◆ **ROWS**
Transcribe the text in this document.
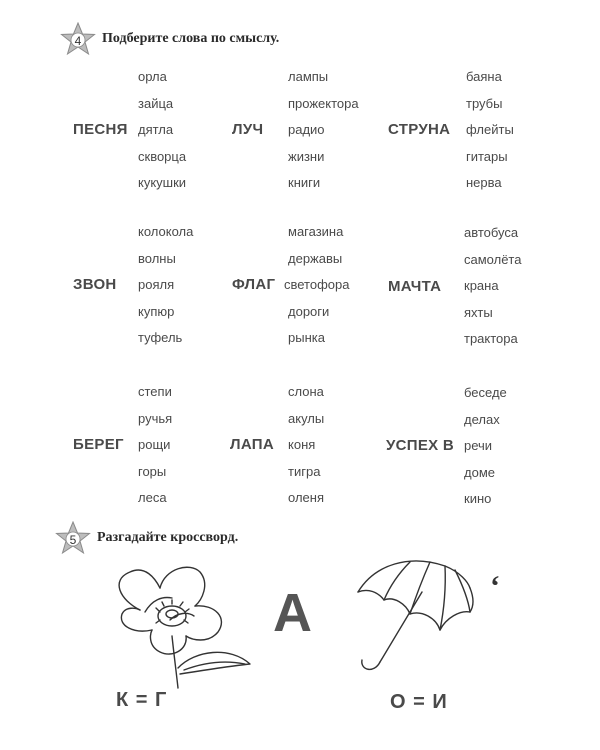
4	Подберите слова по смыслу.
ПЕСНЯ
орла
зайца
дятла
скворца
кукушки
ЛУЧ
лампы
прожектора
радио
жизни
книги
СТРУНА
баяна
трубы
флейты
гитары
нерва
ЗВОН
колокола
волны
рояля
купюр
туфель
ФЛАГ
магазина
державы
светофора
дороги
рынка
МАЧТА
автобуса
самолёта
крана
яхты
трактора
БЕРЕГ
степи
ручья
рощи
горы
леса
ЛАПА
слона
акулы
коня
тигра
оленя
УСПЕХ В
беседе
делах
речи
доме
кино
5	Разгадайте кроссворд.
А	‘
К = Г	О = И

◆ **GIVEN EXERCISE**
A faithful copy of the records above is needed, with the pictures left out.

◆ **ANSWER IN FULL**
Transcribe the text in this document.
4	Подберите слова по смыслу.
ПЕСНЯ
орла
зайца
дятла
скворца
кукушки
ЛУЧ
лампы
прожектора
радио
жизни
книги
СТРУНА
баяна
трубы
флейты
гитары
нерва
ЗВОН
колокола
волны
рояля
купюр
туфель
ФЛАГ
магазина
державы
светофора
дороги
рынка
МАЧТА
автобуса
самолёта
крана
яхты
трактора
БЕРЕГ
степи
ручья
рощи
горы
леса
ЛАПА
слона
акулы
коня
тигра
оленя
УСПЕХ В
беседе
делах
речи
доме
кино
5	Разгадайте кроссворд.
А	‘
К = Г	О = И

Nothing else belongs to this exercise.